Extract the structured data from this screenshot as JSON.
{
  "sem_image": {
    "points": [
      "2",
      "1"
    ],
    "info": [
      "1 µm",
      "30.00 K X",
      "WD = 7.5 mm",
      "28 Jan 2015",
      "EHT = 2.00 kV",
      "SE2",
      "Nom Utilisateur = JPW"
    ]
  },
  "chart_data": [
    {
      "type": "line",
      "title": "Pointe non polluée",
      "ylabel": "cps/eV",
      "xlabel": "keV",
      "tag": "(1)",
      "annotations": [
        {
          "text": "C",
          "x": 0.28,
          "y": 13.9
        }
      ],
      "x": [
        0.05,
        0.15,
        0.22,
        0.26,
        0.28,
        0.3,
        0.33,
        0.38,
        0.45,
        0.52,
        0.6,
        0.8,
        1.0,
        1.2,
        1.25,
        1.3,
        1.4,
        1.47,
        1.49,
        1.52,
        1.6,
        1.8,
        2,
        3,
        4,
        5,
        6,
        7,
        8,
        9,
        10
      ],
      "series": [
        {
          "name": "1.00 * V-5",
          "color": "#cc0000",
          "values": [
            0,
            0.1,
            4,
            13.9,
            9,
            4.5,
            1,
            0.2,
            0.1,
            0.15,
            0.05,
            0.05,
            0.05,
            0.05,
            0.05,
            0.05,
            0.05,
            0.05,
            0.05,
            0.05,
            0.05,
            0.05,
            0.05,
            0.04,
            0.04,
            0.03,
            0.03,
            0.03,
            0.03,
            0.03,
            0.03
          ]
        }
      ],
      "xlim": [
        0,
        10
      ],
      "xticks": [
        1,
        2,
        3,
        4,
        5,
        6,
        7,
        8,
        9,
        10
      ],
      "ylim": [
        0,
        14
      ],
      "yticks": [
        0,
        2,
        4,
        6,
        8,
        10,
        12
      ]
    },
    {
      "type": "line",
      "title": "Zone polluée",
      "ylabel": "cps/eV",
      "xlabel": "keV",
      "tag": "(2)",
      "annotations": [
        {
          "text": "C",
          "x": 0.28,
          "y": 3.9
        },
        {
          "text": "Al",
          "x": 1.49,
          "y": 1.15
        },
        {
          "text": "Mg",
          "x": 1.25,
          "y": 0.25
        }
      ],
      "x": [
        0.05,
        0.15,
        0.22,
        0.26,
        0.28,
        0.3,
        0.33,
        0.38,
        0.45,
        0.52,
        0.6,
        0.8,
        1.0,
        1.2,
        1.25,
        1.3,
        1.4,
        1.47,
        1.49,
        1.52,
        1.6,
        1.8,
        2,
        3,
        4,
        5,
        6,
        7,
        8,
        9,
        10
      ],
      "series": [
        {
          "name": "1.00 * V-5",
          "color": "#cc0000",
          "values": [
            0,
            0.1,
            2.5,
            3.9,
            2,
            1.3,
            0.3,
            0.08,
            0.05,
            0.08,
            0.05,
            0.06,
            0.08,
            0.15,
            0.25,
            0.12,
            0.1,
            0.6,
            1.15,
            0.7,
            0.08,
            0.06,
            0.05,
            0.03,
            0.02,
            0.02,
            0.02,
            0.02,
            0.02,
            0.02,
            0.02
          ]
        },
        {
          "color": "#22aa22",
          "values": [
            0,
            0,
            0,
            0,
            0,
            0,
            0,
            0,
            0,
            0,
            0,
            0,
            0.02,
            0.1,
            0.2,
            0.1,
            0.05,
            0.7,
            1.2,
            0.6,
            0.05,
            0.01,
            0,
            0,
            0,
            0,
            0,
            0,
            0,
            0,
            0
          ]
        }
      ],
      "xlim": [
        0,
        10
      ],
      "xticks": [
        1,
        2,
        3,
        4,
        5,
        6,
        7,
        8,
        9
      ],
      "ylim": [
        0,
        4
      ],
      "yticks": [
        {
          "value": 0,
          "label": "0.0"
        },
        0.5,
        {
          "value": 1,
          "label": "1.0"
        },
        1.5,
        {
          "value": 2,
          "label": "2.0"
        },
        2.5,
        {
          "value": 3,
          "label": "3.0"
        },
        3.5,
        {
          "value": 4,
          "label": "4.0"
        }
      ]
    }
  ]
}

=-=-=

→ **Given problem**
Lines holding the word "polluée" in the entries above are the ones to pull out. Copy them all.

→ **Response**
      "title": "Pointe non polluée",
      "title": "Zone polluée",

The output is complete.